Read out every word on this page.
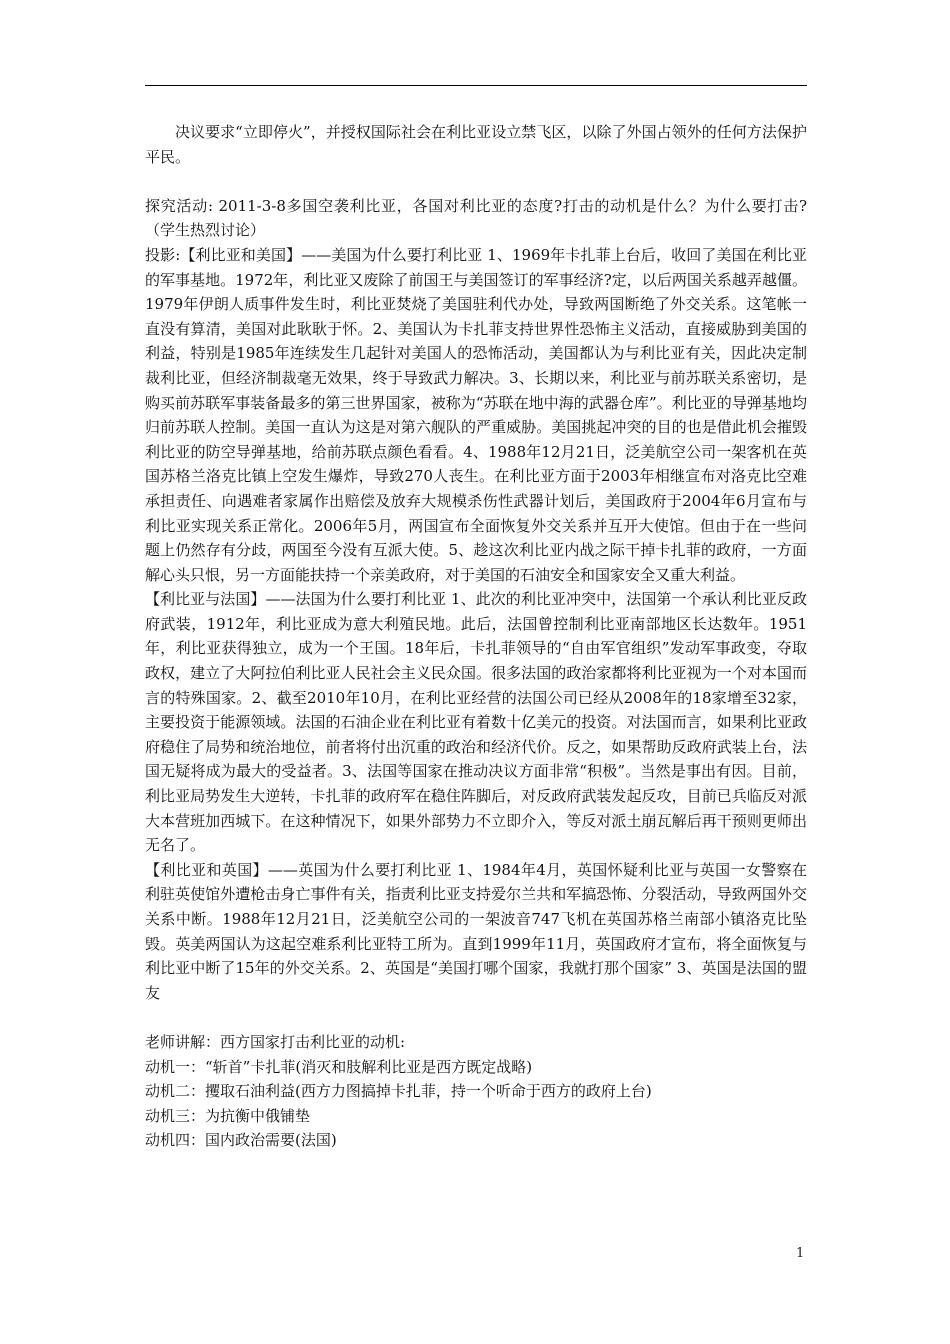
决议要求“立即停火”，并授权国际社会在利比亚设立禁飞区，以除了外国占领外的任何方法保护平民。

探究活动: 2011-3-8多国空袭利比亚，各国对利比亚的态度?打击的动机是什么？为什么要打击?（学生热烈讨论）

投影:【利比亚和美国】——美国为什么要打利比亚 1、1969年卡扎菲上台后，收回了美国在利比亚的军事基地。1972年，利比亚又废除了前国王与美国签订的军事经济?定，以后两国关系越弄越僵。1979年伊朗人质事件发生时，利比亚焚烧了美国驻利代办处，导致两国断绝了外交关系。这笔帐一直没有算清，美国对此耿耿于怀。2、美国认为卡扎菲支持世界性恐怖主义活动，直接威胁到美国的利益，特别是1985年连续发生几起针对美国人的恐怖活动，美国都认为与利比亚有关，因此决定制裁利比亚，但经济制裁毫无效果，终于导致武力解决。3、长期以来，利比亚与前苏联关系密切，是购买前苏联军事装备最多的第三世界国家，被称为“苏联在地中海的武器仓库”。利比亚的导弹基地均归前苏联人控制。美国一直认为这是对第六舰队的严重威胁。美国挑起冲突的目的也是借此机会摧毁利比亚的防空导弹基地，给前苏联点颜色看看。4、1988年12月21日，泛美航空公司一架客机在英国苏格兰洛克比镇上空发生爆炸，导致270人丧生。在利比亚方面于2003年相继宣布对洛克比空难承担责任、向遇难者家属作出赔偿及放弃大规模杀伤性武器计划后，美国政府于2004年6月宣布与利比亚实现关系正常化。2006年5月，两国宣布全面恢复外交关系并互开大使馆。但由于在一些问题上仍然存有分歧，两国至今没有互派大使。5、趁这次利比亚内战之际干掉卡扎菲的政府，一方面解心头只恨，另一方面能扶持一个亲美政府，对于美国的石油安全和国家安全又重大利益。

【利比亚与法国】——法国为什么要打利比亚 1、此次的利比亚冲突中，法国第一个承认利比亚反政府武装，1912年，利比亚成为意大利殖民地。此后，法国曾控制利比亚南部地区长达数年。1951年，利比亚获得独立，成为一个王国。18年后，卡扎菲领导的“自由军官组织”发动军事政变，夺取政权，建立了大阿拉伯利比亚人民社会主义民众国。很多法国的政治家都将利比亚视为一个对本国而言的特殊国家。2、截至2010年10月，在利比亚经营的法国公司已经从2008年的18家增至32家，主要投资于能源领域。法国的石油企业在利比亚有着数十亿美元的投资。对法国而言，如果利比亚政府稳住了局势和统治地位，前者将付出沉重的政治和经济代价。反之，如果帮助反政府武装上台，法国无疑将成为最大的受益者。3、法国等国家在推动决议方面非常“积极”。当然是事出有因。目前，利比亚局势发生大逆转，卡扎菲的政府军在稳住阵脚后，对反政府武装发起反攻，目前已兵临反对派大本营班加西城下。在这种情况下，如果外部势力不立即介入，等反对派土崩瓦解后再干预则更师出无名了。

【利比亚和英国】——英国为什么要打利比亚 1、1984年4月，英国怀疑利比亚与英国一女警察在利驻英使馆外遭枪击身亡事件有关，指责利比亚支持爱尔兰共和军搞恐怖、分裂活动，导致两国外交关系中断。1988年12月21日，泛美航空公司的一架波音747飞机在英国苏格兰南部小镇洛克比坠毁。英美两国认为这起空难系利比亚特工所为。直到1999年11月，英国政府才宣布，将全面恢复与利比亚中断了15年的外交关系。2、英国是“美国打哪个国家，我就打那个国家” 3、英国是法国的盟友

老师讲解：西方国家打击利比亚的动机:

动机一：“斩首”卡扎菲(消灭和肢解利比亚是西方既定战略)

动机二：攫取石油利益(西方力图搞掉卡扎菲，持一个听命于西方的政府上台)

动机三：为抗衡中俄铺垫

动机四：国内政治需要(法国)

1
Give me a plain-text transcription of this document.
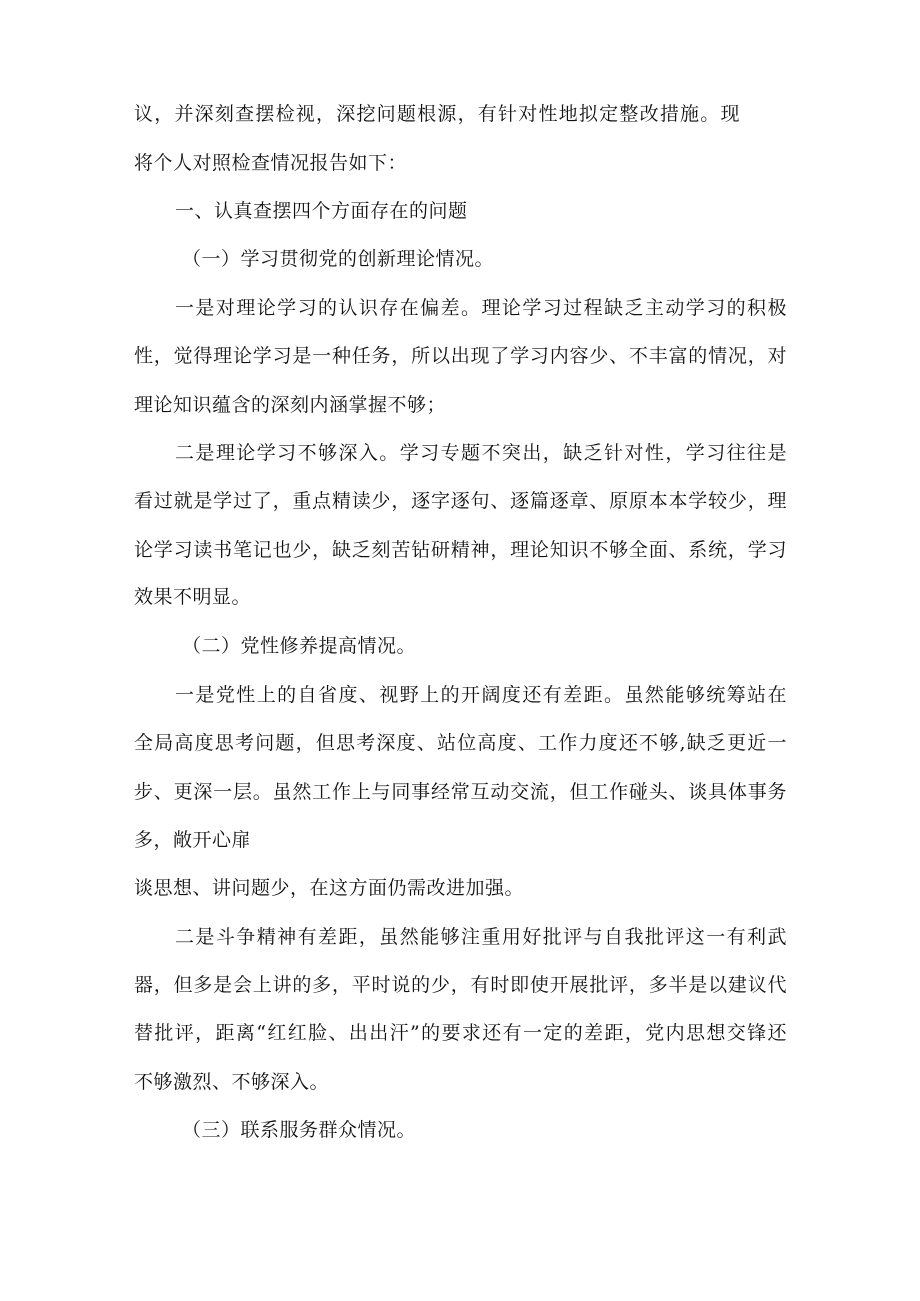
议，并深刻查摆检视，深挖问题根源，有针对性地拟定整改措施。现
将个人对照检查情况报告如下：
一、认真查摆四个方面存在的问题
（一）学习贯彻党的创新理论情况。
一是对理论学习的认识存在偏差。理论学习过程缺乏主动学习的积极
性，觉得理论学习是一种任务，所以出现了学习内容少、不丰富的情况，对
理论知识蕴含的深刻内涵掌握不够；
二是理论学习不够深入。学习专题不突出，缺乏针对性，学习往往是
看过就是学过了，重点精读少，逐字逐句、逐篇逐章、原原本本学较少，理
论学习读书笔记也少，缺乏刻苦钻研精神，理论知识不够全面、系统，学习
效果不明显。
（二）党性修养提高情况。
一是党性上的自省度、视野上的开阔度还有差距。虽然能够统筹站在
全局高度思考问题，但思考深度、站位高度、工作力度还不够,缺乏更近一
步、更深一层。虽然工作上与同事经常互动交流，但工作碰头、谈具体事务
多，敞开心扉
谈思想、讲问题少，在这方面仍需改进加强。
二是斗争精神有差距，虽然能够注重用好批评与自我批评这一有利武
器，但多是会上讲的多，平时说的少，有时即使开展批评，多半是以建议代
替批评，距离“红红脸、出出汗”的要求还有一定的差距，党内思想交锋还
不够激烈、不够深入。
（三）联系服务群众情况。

**Do this**
Write out every record above exactly as it stands, but leave out the pictures.

**Complete answer**
Read out every word on this page.
决议要求“立即停火”，并授权国际社会在利比亚设立禁飞区，以除了外国占领外的任何方法保护平民。

探究活动: 2011-3-8多国空袭利比亚，各国对利比亚的态度?打击的动机是什么？为什么要打击?（学生热烈讨论）

投影:【利比亚和美国】——美国为什么要打利比亚 1、1969年卡扎菲上台后，收回了美国在利比亚的军事基地。1972年，利比亚又废除了前国王与美国签订的军事经济?定，以后两国关系越弄越僵。1979年伊朗人质事件发生时，利比亚焚烧了美国驻利代办处，导致两国断绝了外交关系。这笔帐一直没有算清，美国对此耿耿于怀。2、美国认为卡扎菲支持世界性恐怖主义活动，直接威胁到美国的利益，特别是1985年连续发生几起针对美国人的恐怖活动，美国都认为与利比亚有关，因此决定制裁利比亚，但经济制裁毫无效果，终于导致武力解决。3、长期以来，利比亚与前苏联关系密切，是购买前苏联军事装备最多的第三世界国家，被称为“苏联在地中海的武器仓库”。利比亚的导弹基地均归前苏联人控制。美国一直认为这是对第六舰队的严重威胁。美国挑起冲突的目的也是借此机会摧毁利比亚的防空导弹基地，给前苏联点颜色看看。4、1988年12月21日，泛美航空公司一架客机在英国苏格兰洛克比镇上空发生爆炸，导致270人丧生。在利比亚方面于2003年相继宣布对洛克比空难承担责任、向遇难者家属作出赔偿及放弃大规模杀伤性武器计划后，美国政府于2004年6月宣布与利比亚实现关系正常化。2006年5月，两国宣布全面恢复外交关系并互开大使馆。但由于在一些问题上仍然存有分歧，两国至今没有互派大使。5、趁这次利比亚内战之际干掉卡扎菲的政府，一方面解心头只恨，另一方面能扶持一个亲美政府，对于美国的石油安全和国家安全又重大利益。

【利比亚与法国】——法国为什么要打利比亚 1、此次的利比亚冲突中，法国第一个承认利比亚反政府武装，1912年，利比亚成为意大利殖民地。此后，法国曾控制利比亚南部地区长达数年。1951年，利比亚获得独立，成为一个王国。18年后，卡扎菲领导的“自由军官组织”发动军事政变，夺取政权，建立了大阿拉伯利比亚人民社会主义民众国。很多法国的政治家都将利比亚视为一个对本国而言的特殊国家。2、截至2010年10月，在利比亚经营的法国公司已经从2008年的18家增至32家，主要投资于能源领域。法国的石油企业在利比亚有着数十亿美元的投资。对法国而言，如果利比亚政府稳住了局势和统治地位，前者将付出沉重的政治和经济代价。反之，如果帮助反政府武装上台，法国无疑将成为最大的受益者。3、法国等国家在推动决议方面非常“积极”。当然是事出有因。目前，利比亚局势发生大逆转，卡扎菲的政府军在稳住阵脚后，对反政府武装发起反攻，目前已兵临反对派大本营班加西城下。在这种情况下，如果外部势力不立即介入，等反对派土崩瓦解后再干预则更师出无名了。

【利比亚和英国】——英国为什么要打利比亚 1、1984年4月，英国怀疑利比亚与英国一女警察在利驻英使馆外遭枪击身亡事件有关，指责利比亚支持爱尔兰共和军搞恐怖、分裂活动，导致两国外交关系中断。1988年12月21日，泛美航空公司的一架波音747飞机在英国苏格兰南部小镇洛克比坠毁。英美两国认为这起空难系利比亚特工所为。直到1999年11月，英国政府才宣布，将全面恢复与利比亚中断了15年的外交关系。2、英国是“美国打哪个国家，我就打那个国家” 3、英国是法国的盟友

老师讲解：西方国家打击利比亚的动机:

动机一：“斩首”卡扎菲(消灭和肢解利比亚是西方既定战略)

动机二：攫取石油利益(西方力图搞掉卡扎菲，持一个听命于西方的政府上台)

动机三：为抗衡中俄铺垫

动机四：国内政治需要(法国)

1
Give me a plain-text transcription of this document.
议，并深刻查摆检视，深挖问题根源，有针对性地拟定整改措施。现
将个人对照检查情况报告如下：
一、认真查摆四个方面存在的问题
（一）学习贯彻党的创新理论情况。
一是对理论学习的认识存在偏差。理论学习过程缺乏主动学习的积极
性，觉得理论学习是一种任务，所以出现了学习内容少、不丰富的情况，对
理论知识蕴含的深刻内涵掌握不够；
二是理论学习不够深入。学习专题不突出，缺乏针对性，学习往往是
看过就是学过了，重点精读少，逐字逐句、逐篇逐章、原原本本学较少，理
论学习读书笔记也少，缺乏刻苦钻研精神，理论知识不够全面、系统，学习
效果不明显。
（二）党性修养提高情况。
一是党性上的自省度、视野上的开阔度还有差距。虽然能够统筹站在
全局高度思考问题，但思考深度、站位高度、工作力度还不够,缺乏更近一
步、更深一层。虽然工作上与同事经常互动交流，但工作碰头、谈具体事务
多，敞开心扉
谈思想、讲问题少，在这方面仍需改进加强。
二是斗争精神有差距，虽然能够注重用好批评与自我批评这一有利武
器，但多是会上讲的多，平时说的少，有时即使开展批评，多半是以建议代
替批评，距离“红红脸、出出汗”的要求还有一定的差距，党内思想交锋还
不够激烈、不够深入。
（三）联系服务群众情况。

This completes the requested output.